Given entries:
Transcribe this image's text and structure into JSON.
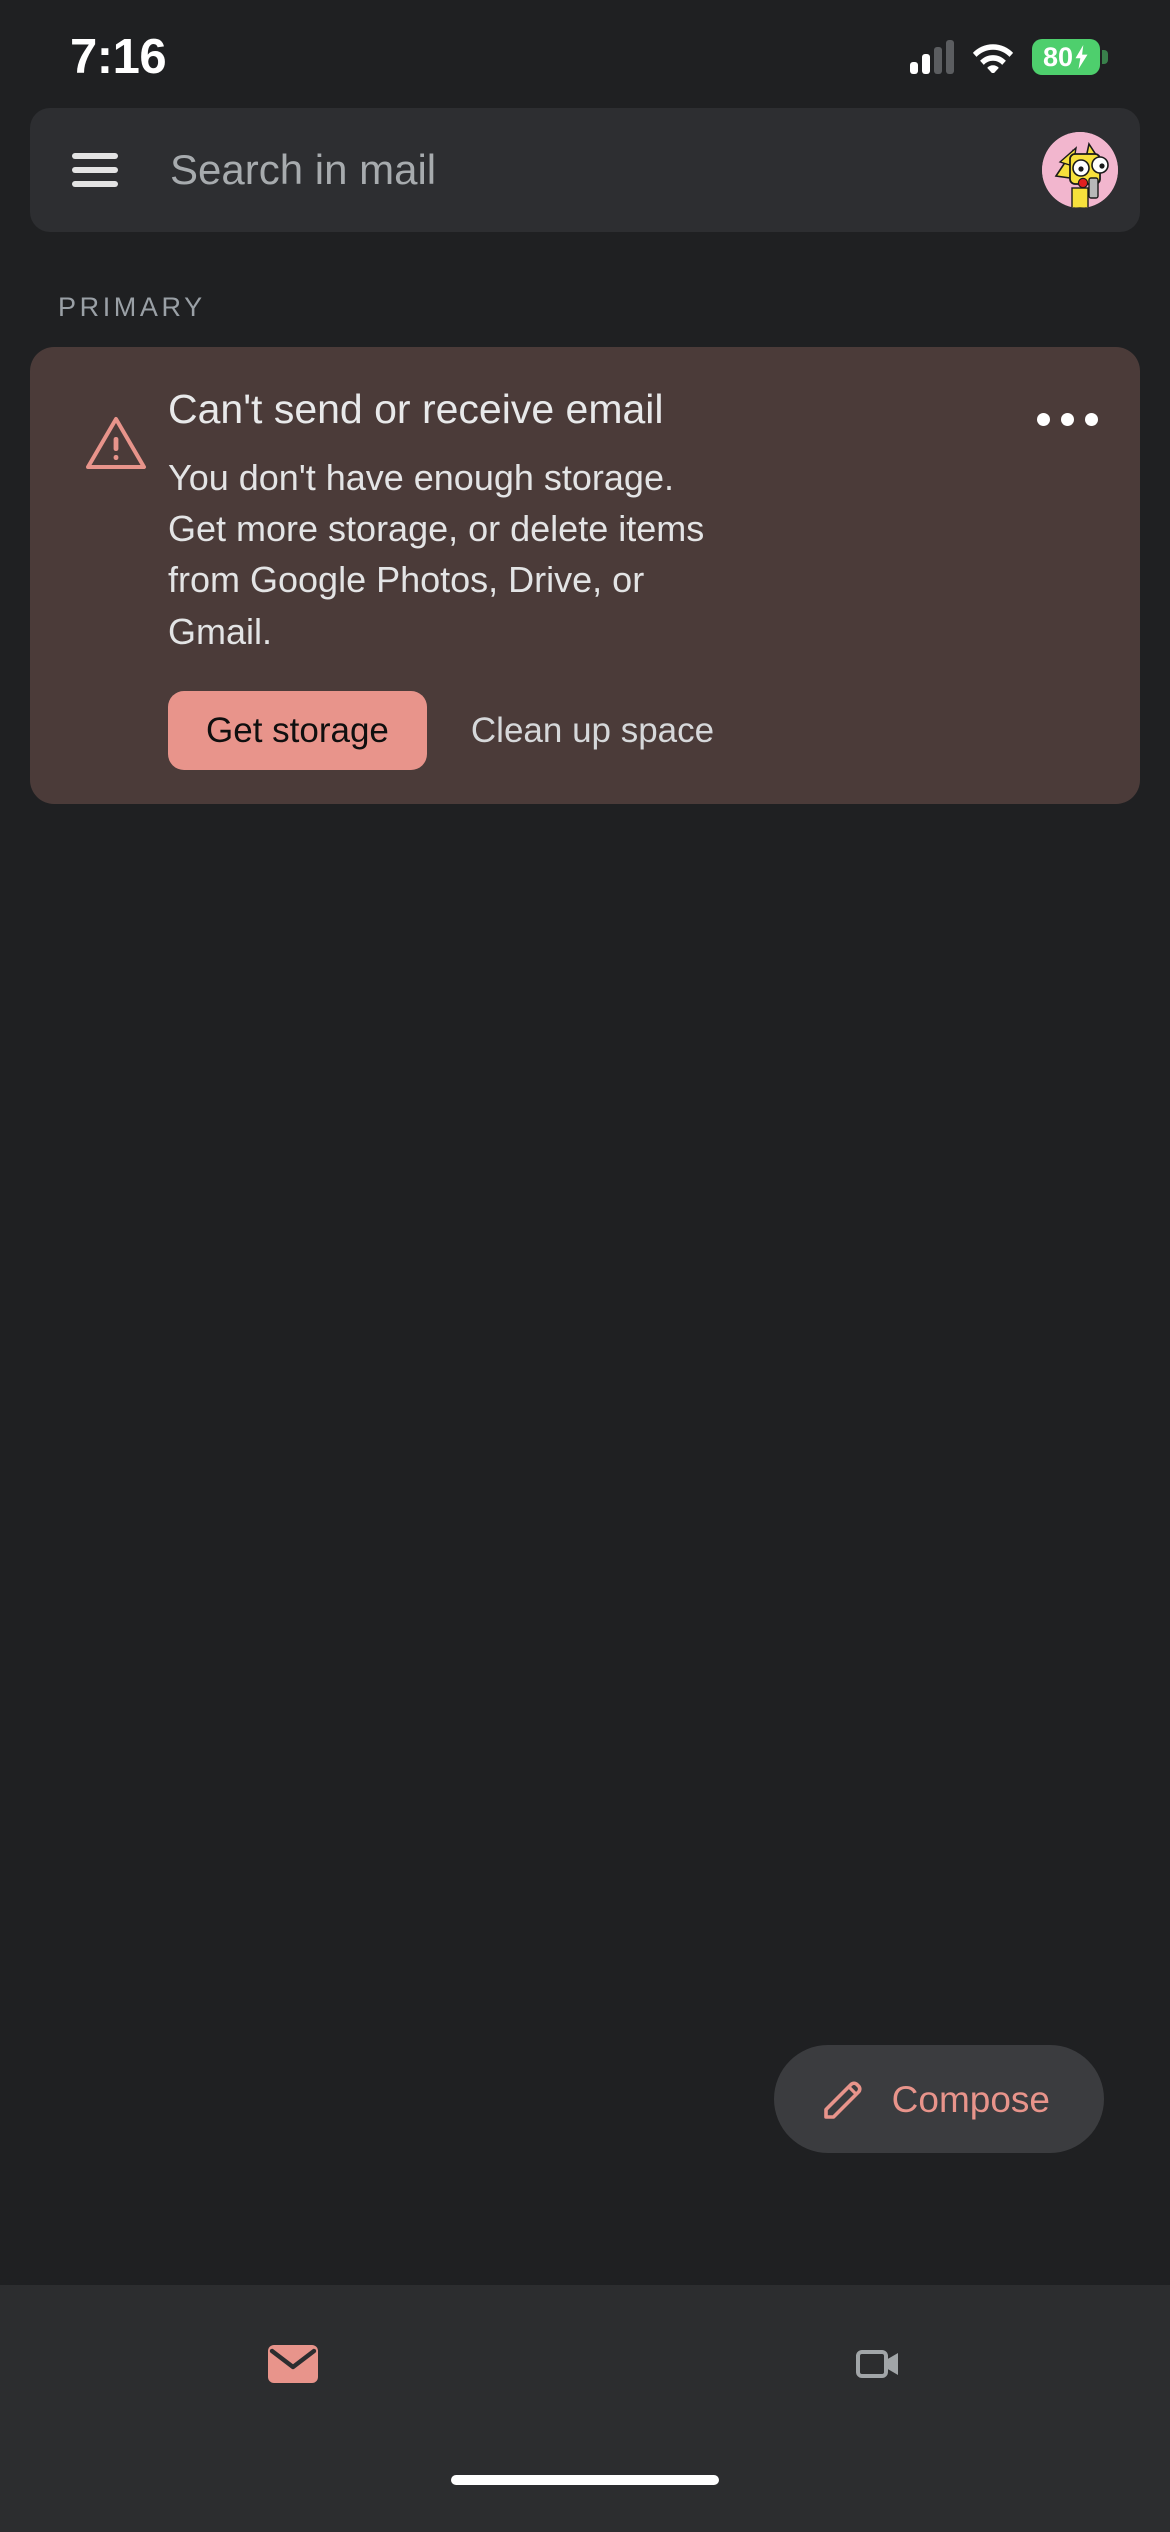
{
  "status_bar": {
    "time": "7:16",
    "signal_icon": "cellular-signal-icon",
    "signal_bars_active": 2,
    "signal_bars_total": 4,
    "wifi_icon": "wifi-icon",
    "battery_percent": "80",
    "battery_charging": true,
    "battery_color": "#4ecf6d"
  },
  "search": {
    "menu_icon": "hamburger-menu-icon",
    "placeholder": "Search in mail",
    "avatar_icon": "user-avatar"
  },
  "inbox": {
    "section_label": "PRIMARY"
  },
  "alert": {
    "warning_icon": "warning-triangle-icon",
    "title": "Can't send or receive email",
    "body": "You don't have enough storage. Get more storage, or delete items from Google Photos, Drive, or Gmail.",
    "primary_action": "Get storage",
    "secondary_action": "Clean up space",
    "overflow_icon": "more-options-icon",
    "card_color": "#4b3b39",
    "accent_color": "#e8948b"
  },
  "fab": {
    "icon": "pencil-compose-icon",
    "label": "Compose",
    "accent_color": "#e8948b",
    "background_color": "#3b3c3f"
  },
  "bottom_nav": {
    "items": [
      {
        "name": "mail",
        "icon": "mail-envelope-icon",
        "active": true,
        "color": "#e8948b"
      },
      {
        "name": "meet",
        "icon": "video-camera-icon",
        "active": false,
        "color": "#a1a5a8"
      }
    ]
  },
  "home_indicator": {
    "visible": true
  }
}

--

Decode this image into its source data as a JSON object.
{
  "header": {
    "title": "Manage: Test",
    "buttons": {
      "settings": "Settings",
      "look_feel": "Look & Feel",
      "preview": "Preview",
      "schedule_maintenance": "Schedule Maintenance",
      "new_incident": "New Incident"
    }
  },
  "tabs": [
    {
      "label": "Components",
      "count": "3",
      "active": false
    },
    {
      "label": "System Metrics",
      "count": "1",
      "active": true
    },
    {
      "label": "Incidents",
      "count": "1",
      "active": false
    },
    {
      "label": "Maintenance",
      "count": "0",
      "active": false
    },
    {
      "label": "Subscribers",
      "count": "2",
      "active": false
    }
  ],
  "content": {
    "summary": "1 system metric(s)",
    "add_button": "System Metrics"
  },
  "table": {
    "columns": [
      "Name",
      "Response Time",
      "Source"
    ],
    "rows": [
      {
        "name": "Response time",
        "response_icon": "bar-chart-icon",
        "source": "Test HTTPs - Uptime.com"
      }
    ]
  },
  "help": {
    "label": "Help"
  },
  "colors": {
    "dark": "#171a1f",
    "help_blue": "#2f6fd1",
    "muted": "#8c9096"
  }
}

Problem to solve: Provide only the count of lines in the data above that include the string "more".

Answer: 2